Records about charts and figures
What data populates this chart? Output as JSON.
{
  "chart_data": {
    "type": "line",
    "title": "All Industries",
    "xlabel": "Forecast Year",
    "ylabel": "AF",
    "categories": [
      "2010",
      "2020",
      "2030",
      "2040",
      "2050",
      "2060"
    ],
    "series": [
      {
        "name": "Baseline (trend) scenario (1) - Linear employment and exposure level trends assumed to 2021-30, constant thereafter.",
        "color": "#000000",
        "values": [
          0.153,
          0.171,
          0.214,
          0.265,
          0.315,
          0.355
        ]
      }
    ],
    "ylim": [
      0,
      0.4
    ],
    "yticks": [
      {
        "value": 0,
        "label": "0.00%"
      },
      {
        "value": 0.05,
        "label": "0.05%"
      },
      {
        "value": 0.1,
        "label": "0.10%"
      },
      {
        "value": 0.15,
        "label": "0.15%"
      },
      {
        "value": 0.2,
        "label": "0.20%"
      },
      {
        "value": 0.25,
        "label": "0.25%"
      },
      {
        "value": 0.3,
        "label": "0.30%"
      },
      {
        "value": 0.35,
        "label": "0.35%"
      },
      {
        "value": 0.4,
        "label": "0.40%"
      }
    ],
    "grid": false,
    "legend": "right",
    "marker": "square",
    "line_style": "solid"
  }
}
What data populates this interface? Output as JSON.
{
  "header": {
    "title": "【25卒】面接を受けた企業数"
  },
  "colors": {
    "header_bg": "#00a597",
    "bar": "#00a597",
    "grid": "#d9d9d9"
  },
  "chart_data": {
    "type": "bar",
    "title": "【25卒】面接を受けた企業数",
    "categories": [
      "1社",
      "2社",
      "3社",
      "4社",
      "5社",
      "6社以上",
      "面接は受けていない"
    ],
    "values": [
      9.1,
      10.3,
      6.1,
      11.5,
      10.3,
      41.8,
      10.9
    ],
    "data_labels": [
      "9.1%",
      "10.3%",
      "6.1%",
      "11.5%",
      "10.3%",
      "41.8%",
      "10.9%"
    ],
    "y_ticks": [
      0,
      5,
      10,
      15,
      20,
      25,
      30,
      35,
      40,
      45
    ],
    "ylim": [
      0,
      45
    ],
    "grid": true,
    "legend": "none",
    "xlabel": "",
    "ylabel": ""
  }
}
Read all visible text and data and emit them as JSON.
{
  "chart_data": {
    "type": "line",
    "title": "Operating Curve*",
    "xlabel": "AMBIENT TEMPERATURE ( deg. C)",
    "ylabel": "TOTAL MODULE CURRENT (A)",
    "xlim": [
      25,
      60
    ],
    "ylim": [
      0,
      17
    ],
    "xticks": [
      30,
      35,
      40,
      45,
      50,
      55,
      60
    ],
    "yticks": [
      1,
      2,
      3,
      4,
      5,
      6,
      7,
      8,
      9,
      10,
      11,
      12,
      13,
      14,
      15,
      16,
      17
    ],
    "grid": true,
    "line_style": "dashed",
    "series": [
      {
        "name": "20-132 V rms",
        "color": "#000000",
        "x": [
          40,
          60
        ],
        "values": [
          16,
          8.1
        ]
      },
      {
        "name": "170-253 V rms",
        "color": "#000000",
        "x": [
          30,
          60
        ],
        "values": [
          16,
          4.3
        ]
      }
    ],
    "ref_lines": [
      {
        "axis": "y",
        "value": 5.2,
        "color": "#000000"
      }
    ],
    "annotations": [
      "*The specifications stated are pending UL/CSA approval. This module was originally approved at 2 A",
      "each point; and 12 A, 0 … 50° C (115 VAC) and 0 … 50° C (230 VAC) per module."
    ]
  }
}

* Short task:
Collect, from the material above, every line containing the word "面接を受けた企業数".

* Solved exercise:
    "title": "【25卒】面接を受けた企業数"
    "title": "【25卒】面接を受けた企業数",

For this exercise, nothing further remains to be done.